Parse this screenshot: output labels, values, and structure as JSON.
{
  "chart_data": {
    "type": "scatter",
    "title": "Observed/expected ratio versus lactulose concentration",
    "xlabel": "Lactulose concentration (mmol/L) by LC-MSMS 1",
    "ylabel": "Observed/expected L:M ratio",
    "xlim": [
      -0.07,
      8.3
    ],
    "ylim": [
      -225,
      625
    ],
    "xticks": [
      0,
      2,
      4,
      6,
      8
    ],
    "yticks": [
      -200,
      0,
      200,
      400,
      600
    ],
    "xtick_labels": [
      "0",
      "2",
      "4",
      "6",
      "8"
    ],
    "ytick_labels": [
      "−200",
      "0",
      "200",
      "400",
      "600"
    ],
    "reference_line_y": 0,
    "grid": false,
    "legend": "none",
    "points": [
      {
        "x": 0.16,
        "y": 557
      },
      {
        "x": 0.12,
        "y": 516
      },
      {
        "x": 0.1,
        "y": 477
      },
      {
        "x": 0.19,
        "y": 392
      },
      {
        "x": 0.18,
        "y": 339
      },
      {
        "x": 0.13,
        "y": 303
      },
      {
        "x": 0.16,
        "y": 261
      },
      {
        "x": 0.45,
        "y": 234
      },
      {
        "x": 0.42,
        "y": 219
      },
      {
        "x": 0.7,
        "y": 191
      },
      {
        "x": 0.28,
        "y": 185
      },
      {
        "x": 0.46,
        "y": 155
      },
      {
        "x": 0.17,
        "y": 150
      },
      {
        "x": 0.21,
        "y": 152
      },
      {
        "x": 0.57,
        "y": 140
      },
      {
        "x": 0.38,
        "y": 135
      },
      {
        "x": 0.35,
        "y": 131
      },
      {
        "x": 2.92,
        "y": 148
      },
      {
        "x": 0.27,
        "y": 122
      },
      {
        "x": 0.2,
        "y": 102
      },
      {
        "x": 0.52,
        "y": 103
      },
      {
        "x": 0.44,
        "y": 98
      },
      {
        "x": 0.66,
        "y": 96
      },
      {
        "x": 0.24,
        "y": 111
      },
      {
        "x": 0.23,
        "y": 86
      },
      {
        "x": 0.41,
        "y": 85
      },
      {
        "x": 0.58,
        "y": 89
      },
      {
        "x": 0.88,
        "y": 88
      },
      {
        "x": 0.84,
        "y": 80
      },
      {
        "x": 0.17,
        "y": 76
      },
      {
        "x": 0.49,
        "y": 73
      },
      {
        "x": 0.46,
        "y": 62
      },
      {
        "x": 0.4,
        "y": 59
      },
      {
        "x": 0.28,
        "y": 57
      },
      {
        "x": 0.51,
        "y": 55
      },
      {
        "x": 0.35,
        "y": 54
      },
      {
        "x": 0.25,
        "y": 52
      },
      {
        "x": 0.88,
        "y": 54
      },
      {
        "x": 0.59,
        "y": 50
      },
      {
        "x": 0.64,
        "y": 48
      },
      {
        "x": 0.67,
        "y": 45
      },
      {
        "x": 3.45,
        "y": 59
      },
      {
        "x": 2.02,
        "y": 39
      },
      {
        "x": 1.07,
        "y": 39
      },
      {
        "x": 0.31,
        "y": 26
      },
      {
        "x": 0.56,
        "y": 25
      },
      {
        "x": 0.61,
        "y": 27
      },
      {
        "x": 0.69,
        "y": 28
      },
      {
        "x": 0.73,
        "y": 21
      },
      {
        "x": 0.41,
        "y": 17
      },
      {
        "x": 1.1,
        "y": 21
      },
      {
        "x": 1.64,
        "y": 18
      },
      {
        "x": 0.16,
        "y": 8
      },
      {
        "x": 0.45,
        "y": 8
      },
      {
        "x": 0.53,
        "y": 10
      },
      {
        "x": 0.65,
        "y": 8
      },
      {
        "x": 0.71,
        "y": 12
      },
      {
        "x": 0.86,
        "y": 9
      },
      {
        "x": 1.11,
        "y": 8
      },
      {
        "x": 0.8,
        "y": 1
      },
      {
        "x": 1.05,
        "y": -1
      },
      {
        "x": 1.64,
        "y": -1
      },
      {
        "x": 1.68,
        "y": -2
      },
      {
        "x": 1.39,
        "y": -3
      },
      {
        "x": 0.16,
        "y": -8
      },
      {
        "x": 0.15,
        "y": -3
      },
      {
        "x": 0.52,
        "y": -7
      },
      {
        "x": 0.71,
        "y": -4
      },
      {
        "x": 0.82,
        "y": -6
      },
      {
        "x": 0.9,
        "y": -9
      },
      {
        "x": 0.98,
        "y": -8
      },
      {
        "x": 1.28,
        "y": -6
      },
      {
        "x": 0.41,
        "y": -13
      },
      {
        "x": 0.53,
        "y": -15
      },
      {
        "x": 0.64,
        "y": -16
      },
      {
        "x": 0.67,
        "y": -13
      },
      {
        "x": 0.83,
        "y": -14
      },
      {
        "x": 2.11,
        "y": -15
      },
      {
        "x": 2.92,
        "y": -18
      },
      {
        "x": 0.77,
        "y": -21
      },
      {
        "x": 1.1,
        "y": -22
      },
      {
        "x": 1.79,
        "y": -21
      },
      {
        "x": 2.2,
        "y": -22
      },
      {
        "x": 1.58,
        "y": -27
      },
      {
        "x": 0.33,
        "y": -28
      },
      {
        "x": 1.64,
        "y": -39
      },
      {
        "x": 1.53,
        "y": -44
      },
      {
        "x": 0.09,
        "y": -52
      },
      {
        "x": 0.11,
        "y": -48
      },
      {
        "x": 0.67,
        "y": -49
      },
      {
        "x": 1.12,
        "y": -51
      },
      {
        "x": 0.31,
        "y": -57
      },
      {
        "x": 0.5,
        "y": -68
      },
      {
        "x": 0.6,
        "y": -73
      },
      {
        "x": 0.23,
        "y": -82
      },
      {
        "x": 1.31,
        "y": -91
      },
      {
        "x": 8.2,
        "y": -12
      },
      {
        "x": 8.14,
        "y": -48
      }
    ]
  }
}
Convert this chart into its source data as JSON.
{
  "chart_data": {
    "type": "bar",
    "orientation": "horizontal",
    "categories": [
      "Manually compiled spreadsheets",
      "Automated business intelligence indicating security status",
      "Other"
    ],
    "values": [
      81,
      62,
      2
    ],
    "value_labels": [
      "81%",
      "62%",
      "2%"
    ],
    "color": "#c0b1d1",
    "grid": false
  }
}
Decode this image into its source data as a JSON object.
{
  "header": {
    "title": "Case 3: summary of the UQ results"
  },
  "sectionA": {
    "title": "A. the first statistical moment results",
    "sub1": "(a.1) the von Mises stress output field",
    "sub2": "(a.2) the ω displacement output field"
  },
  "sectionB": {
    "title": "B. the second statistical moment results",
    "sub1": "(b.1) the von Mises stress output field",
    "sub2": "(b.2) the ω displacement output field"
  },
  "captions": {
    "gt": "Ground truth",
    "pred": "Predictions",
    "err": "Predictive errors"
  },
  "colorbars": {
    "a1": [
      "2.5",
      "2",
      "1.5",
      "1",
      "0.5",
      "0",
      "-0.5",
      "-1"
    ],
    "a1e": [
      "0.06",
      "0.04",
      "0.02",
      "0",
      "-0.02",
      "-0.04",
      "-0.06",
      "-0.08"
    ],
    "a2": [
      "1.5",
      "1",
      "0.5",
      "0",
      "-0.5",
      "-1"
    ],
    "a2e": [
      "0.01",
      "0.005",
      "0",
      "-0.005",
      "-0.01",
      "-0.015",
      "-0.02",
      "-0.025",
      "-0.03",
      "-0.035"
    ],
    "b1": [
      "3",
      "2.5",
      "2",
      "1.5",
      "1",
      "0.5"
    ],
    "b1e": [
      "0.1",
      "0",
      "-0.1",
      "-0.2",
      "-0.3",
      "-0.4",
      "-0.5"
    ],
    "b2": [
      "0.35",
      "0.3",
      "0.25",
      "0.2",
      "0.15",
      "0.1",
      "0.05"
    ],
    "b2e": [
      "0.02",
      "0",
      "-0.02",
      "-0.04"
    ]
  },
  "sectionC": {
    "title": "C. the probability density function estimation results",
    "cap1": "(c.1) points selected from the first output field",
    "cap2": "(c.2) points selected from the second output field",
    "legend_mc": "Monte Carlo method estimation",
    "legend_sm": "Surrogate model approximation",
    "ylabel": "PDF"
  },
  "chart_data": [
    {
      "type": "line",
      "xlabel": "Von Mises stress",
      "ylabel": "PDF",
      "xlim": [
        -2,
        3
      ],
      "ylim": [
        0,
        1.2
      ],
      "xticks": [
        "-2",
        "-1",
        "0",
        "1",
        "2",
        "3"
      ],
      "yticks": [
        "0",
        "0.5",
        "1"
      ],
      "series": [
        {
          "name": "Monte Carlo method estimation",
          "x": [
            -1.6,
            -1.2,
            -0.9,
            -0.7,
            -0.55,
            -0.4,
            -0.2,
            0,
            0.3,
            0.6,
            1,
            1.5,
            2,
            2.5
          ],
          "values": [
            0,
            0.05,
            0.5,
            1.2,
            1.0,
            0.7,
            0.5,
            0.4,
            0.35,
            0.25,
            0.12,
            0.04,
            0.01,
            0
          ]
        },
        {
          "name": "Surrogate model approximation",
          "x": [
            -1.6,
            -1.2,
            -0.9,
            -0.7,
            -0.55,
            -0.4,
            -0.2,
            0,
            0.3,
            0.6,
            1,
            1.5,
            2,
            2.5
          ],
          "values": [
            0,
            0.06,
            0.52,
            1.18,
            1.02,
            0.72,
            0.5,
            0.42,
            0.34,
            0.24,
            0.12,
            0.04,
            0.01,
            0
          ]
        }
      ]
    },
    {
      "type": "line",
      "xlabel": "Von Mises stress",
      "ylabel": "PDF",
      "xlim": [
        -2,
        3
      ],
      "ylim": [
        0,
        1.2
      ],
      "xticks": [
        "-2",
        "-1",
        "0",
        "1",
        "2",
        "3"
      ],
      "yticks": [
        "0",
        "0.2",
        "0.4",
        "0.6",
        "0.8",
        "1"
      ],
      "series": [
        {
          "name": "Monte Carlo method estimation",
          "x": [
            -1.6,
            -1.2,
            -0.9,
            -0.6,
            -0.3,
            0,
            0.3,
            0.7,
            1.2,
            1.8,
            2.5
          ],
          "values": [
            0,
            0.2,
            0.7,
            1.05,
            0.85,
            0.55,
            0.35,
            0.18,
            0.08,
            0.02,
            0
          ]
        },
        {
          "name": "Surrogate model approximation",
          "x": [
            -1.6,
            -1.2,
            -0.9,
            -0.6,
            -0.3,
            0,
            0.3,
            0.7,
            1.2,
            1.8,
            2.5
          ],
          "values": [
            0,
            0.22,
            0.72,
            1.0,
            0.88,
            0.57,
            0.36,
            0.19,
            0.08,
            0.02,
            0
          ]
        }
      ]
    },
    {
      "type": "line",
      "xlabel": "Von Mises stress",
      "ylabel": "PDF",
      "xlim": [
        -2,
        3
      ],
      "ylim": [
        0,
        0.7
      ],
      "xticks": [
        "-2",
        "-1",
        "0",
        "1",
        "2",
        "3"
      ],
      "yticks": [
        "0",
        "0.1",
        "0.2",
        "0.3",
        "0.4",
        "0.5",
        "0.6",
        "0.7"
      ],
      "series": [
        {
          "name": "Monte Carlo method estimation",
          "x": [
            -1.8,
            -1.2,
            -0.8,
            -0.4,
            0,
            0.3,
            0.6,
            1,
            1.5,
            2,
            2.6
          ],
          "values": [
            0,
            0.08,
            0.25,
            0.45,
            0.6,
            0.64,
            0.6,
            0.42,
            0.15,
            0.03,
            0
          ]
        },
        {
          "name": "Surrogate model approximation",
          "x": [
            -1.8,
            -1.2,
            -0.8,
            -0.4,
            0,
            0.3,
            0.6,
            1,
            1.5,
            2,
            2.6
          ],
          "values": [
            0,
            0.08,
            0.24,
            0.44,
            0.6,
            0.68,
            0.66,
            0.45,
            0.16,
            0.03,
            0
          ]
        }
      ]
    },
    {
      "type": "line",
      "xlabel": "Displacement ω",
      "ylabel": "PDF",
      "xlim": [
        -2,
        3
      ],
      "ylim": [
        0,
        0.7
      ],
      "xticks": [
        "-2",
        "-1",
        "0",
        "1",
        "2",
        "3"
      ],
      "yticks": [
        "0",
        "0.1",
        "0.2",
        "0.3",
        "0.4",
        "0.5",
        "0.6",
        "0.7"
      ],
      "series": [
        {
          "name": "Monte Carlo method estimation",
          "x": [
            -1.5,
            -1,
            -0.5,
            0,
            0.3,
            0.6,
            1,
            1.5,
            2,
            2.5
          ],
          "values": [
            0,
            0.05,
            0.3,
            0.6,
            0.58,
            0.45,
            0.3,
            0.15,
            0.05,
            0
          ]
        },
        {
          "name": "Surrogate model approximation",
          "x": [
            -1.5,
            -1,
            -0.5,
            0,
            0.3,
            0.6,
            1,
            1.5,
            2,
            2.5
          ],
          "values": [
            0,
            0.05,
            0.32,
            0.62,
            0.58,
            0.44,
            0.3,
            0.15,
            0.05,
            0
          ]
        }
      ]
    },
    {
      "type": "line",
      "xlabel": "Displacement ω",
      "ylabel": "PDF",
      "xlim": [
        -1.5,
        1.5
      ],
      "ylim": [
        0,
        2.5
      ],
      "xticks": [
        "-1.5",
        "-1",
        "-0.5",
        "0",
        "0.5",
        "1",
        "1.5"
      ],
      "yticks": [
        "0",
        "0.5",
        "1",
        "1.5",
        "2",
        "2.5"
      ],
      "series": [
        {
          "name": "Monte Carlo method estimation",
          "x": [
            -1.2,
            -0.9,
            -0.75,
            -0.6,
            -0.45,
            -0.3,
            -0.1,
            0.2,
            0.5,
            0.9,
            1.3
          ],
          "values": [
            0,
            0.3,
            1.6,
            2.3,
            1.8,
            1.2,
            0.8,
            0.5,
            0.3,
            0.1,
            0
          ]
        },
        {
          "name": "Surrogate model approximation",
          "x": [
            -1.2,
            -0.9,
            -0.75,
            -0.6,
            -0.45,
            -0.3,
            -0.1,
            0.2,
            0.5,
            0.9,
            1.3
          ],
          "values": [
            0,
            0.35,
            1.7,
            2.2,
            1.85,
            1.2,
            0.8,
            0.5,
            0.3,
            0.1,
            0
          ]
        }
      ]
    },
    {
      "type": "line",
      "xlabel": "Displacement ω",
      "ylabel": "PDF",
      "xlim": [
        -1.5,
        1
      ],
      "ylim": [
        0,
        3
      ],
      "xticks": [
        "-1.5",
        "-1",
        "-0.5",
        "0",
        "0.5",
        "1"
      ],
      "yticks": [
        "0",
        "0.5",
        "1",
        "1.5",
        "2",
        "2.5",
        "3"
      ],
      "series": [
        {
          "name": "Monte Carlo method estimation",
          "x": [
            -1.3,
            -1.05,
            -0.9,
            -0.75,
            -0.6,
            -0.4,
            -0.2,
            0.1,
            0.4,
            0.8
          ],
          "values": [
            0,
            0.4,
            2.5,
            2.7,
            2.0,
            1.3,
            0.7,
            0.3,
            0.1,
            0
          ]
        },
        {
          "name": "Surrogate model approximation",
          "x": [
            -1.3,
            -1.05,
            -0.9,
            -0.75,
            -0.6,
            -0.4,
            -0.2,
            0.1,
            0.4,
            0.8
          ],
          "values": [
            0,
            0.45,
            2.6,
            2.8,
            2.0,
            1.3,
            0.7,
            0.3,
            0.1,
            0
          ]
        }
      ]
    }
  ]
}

————————

*DIRECTIONS FOR THIS TASK*
Pull out each line of the records holding the string "Observed".

*SOLVED EXERCISE*
    "title": "Observed/expected ratio versus lactulose concentration",
    "ylabel": "Observed/expected L:M ratio",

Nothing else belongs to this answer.